_Set exercise_: Copy out the lines that have "Price" in them.

Entries with figure data:

>>>>>

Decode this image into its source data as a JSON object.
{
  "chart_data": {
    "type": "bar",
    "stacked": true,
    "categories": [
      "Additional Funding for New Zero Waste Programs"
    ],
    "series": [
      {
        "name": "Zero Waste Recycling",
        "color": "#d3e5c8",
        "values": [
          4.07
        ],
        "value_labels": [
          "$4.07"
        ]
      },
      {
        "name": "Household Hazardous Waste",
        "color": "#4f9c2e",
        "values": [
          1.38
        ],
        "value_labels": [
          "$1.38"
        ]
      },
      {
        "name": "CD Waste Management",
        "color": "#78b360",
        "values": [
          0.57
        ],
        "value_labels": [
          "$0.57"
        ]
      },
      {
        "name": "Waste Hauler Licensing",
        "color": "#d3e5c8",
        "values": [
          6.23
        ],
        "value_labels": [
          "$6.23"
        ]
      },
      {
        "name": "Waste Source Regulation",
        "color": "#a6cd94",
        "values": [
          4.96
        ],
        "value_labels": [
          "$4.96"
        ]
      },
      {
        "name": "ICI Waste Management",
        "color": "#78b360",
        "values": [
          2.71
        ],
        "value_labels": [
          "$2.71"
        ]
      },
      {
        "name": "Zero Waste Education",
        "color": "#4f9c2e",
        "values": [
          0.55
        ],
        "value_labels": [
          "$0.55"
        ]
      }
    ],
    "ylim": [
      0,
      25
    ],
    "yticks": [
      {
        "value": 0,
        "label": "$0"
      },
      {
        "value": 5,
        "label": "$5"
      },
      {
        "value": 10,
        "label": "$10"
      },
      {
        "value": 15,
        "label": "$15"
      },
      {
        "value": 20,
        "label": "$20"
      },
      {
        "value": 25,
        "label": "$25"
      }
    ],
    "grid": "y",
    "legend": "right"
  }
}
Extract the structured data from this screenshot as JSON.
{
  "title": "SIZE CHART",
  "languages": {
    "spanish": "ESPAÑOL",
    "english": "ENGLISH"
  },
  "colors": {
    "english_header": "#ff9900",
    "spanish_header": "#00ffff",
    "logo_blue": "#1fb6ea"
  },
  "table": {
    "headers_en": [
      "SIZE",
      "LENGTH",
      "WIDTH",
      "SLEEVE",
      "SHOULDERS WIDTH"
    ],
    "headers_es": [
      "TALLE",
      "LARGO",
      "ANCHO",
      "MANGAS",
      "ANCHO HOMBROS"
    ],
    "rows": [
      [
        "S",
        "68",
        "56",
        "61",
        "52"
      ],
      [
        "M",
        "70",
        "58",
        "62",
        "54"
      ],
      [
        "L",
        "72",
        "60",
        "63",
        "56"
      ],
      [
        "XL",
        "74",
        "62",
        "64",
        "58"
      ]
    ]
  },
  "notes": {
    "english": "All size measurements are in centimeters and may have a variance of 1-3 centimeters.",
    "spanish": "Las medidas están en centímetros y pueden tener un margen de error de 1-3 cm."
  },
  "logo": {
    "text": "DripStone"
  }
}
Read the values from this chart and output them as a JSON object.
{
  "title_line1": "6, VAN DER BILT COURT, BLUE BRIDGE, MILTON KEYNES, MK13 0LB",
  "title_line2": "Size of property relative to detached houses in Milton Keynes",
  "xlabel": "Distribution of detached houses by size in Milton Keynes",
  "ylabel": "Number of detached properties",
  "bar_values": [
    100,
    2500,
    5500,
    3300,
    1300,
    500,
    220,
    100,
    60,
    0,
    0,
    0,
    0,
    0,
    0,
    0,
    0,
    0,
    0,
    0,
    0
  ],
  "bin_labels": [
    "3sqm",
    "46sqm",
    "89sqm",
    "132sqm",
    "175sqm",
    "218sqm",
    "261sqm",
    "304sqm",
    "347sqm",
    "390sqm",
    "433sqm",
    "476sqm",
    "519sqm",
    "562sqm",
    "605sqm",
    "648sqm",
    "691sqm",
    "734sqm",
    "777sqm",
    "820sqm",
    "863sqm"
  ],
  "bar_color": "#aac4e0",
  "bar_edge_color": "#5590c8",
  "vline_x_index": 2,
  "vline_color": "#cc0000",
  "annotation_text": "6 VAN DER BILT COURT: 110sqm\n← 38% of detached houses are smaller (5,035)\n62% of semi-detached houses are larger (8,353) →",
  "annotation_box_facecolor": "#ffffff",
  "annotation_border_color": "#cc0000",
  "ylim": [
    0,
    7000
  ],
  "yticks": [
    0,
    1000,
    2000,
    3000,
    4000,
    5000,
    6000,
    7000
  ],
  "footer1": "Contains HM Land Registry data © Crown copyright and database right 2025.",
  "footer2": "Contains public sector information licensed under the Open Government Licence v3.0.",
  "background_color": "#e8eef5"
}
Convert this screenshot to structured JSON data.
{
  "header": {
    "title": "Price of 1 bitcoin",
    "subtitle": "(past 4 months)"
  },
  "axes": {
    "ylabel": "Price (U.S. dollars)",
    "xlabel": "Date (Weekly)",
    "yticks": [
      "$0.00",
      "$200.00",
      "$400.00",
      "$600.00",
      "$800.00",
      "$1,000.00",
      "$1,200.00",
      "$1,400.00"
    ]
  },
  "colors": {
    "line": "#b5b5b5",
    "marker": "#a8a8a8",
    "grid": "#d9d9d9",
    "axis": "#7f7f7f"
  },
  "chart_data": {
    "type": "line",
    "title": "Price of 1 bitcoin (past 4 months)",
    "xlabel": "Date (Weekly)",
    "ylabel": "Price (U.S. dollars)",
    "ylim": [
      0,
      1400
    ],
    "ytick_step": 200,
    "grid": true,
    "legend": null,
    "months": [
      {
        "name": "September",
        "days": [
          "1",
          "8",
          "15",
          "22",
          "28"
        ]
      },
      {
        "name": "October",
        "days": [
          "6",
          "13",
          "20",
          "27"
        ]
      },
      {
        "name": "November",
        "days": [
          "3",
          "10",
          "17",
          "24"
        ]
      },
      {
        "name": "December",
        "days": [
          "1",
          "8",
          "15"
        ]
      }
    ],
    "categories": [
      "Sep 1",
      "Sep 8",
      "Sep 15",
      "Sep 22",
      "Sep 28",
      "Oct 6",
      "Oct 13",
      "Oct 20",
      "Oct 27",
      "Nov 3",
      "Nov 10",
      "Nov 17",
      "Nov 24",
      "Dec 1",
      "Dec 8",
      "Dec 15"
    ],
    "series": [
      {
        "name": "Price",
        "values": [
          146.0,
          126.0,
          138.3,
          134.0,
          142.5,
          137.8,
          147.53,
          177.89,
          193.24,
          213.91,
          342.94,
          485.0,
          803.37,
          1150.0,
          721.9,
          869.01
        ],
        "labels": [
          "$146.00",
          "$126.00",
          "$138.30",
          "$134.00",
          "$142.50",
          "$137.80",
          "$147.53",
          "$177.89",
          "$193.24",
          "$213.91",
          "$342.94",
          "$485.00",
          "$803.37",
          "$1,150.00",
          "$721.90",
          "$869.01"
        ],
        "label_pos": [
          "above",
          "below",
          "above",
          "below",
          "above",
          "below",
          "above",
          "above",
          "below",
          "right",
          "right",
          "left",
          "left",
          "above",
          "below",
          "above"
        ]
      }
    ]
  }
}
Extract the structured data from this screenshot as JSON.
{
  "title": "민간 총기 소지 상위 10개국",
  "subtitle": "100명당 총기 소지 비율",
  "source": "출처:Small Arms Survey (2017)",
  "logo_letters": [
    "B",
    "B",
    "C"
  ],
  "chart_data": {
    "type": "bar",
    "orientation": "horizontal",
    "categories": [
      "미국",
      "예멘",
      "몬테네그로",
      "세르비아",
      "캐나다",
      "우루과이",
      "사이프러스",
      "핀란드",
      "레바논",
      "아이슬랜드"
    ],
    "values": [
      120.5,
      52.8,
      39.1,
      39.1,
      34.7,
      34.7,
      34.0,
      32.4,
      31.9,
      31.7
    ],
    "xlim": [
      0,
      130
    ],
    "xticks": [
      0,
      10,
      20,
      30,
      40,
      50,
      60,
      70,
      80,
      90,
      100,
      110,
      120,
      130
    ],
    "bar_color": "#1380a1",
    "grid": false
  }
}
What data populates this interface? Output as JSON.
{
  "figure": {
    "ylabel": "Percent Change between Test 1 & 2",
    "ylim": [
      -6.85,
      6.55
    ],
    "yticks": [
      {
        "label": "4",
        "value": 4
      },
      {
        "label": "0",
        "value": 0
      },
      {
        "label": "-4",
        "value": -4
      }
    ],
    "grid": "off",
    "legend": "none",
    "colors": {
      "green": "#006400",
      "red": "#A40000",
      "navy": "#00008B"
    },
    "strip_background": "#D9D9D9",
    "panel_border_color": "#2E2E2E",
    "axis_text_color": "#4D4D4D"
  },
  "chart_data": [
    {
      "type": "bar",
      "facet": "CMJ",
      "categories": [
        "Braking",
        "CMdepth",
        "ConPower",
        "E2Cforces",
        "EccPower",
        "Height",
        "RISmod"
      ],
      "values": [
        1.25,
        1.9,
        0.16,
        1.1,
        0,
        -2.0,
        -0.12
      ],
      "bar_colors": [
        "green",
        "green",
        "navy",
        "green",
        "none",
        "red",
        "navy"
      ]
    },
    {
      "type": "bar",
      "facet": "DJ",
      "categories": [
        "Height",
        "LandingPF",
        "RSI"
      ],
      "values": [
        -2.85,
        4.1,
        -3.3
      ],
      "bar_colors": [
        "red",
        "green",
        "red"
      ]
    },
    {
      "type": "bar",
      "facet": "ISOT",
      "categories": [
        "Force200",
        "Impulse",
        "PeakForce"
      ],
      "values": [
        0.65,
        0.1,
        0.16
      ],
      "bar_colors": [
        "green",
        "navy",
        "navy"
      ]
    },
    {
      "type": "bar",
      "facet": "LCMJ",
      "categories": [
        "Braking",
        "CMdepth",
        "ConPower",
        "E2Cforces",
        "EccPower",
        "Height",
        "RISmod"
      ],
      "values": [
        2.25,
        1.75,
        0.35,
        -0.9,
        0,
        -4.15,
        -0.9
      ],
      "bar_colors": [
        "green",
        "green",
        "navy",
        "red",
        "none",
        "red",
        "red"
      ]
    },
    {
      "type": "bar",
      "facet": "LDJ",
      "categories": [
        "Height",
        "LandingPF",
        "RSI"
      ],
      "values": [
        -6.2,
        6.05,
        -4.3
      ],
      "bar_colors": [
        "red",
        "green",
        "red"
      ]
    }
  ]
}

<<<<<

_Written solution_:
    "title": "Price of 1 bitcoin",
    "ylabel": "Price (U.S. dollars)",
    "title": "Price of 1 bitcoin (past 4 months)",
    "ylabel": "Price (U.S. dollars)",
        "name": "Price",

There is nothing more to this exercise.